Due process prohibits the retaliatory enhancement of sentence upon retrial after appeal. North Carolina v. Pearce, 395 U.S. 711, 89 S.Ct. 2072, 23 L.Ed.2d 656 (1969). Due process also prohibits the retaliatory enhancement of charges in a trial de novo after conviction in an inferior court. Blackledge v. Perry, 417 U.S. 21, 94 S.Ct. 2098, 40 L.Ed.2d 628 (1974).
In State v. Hinton, 123 Ariz. 575, 601 P.2d 338 (App.1979), the state initially charged defendant with involuntary manslaughter, but, after defendant successfully moved for suppression of incriminating statements, the state increased the charge to second degree murder. On appeal from the trial court’s denial of defendant’s motion to dismiss, we reversed, citing Pearce and Blackledge and holding that the state may not increase the severity of charges following an assertion of defendant’s rights unless it is able to show a change of circumstances to justify the higher charge.
From these cases the juvenile draws the argument that the state moved for transfer in retaliation for his assertion of the right to a delinquency hearing and that the juvenile court erred in entertaining the state’s motion. Implicit is the additional argument that, by threatening to file a transfer motion if its plea offer were rejected, the state employed an inappropriate and unconstitutionally coercive inducement to a plea. See, e.g., State v. Horning, 158 Ariz. 106, 761 P.2d 728 (App.1988). Because the juvenile rejected the plea agreement, he does not argue coercion as a basis to set an involuntary plea aside. Rather, he presents the transfer request as the state’s fulfillment of an improper threat, making good on coercion by a subsequent retaliatory act.

[Data excerpts]
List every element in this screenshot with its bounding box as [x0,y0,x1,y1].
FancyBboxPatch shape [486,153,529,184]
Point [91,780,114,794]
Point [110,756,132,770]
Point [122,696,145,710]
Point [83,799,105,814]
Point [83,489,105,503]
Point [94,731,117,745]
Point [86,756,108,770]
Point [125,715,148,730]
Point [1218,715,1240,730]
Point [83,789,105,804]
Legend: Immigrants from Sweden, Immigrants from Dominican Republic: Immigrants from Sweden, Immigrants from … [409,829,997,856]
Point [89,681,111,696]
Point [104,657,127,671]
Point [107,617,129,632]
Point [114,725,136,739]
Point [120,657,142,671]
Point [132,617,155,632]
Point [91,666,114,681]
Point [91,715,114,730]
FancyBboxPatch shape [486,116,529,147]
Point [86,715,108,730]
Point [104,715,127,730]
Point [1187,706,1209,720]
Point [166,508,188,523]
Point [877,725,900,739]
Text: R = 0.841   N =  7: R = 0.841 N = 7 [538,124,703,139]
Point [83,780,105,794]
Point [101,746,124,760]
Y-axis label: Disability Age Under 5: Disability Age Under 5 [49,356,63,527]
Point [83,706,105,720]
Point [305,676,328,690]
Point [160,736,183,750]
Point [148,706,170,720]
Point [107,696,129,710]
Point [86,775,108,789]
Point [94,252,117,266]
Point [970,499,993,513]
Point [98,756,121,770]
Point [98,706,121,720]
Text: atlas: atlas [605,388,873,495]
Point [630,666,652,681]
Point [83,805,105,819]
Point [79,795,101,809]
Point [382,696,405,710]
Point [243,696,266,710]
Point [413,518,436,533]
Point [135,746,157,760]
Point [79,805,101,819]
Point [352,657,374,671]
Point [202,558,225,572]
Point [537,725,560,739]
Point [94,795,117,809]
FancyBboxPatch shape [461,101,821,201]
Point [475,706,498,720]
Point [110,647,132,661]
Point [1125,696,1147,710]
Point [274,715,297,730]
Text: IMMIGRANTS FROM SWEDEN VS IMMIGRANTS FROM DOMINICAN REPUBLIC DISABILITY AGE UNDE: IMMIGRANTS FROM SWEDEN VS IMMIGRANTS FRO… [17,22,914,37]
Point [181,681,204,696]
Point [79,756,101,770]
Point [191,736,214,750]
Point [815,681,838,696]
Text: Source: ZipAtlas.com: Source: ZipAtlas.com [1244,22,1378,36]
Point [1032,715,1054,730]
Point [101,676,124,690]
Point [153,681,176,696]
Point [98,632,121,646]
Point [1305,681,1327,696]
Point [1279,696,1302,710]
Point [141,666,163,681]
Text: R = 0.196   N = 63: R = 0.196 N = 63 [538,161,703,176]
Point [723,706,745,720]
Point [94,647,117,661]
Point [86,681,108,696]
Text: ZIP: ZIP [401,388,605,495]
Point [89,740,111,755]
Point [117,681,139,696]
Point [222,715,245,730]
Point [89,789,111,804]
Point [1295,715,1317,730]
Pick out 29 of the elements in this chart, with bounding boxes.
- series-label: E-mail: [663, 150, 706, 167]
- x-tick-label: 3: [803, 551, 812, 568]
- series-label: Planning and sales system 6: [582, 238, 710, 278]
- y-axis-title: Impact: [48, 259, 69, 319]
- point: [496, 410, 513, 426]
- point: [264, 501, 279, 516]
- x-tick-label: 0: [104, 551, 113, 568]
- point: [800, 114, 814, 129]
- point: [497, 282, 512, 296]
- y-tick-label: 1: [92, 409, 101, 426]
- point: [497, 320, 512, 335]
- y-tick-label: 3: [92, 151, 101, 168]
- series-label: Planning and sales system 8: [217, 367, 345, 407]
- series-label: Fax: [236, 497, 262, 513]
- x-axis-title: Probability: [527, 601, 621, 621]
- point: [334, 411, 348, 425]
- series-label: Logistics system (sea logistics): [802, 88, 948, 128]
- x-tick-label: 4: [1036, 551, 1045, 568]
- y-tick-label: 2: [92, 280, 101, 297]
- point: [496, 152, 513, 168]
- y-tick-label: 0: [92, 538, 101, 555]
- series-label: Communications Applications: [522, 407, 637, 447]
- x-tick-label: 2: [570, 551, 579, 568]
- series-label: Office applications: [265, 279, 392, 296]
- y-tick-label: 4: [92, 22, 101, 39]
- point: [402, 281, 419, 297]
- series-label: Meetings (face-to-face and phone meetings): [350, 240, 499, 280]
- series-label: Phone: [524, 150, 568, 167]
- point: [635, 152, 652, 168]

What is expected.
Answer these questions about the passage on retaliatory charging:
1. Which case is cited for the rule that due process prohibits the retaliatory enhancement of charges in a trial de novo after conviction in an inferior court?
2. In State v. Hinton, with what offense did the state initially charge the defendant?
3. According to the passage, why does the juvenile not argue coercion as a basis to set an involuntary plea aside?
These data excerpts are separate from the passage on retaliatory charging and have no connection to it.

Worked solution.
1. Blackledge v. Perry, 417 U.S. 21 (1974).
2. Involuntary manslaughter.
3. Because the juvenile rejected the plea agreement.